_Problem requirements_: Gather each line of the records where "curtain" appears.

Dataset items
==========

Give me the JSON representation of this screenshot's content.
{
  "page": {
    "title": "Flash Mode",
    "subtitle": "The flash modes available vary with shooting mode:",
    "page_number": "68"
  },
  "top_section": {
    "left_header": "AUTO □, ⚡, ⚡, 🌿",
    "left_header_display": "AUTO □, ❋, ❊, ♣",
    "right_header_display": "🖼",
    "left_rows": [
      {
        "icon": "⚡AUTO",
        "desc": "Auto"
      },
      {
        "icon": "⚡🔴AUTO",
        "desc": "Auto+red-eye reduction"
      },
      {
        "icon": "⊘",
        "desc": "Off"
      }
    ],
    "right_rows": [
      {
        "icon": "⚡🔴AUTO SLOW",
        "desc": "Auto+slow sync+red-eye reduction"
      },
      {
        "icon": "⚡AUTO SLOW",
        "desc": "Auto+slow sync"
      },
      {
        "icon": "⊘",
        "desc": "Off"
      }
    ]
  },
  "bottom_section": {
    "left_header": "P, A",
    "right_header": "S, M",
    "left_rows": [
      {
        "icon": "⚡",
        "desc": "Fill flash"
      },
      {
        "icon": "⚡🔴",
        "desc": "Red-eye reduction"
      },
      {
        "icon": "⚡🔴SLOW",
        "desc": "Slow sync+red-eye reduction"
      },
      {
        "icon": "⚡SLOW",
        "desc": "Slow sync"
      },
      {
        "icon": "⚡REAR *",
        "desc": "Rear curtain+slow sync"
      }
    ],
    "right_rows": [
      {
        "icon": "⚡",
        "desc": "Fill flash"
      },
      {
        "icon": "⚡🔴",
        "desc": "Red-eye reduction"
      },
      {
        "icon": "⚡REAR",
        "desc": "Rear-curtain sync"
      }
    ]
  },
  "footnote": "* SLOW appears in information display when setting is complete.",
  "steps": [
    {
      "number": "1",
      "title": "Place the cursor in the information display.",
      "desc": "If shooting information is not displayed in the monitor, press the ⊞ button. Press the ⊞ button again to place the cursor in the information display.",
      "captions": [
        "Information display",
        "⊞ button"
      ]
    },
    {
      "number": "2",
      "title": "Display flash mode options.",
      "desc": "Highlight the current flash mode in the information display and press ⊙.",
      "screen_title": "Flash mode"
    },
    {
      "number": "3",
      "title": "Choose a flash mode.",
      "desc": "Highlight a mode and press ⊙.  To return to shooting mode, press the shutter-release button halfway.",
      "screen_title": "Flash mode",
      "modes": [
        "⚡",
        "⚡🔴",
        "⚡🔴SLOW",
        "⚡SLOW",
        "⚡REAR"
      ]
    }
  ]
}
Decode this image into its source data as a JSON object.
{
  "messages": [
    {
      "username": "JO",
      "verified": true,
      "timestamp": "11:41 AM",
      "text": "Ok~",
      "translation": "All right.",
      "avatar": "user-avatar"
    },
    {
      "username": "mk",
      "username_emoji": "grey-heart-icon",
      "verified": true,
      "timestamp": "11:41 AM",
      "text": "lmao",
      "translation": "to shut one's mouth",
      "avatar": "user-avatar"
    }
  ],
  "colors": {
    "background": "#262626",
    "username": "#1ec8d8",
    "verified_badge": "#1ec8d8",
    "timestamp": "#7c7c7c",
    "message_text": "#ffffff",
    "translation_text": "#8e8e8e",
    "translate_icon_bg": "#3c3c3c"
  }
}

==========

_Exercise result_:
        "desc": "Rear curtain+slow sync"
        "desc": "Rear-curtain sync"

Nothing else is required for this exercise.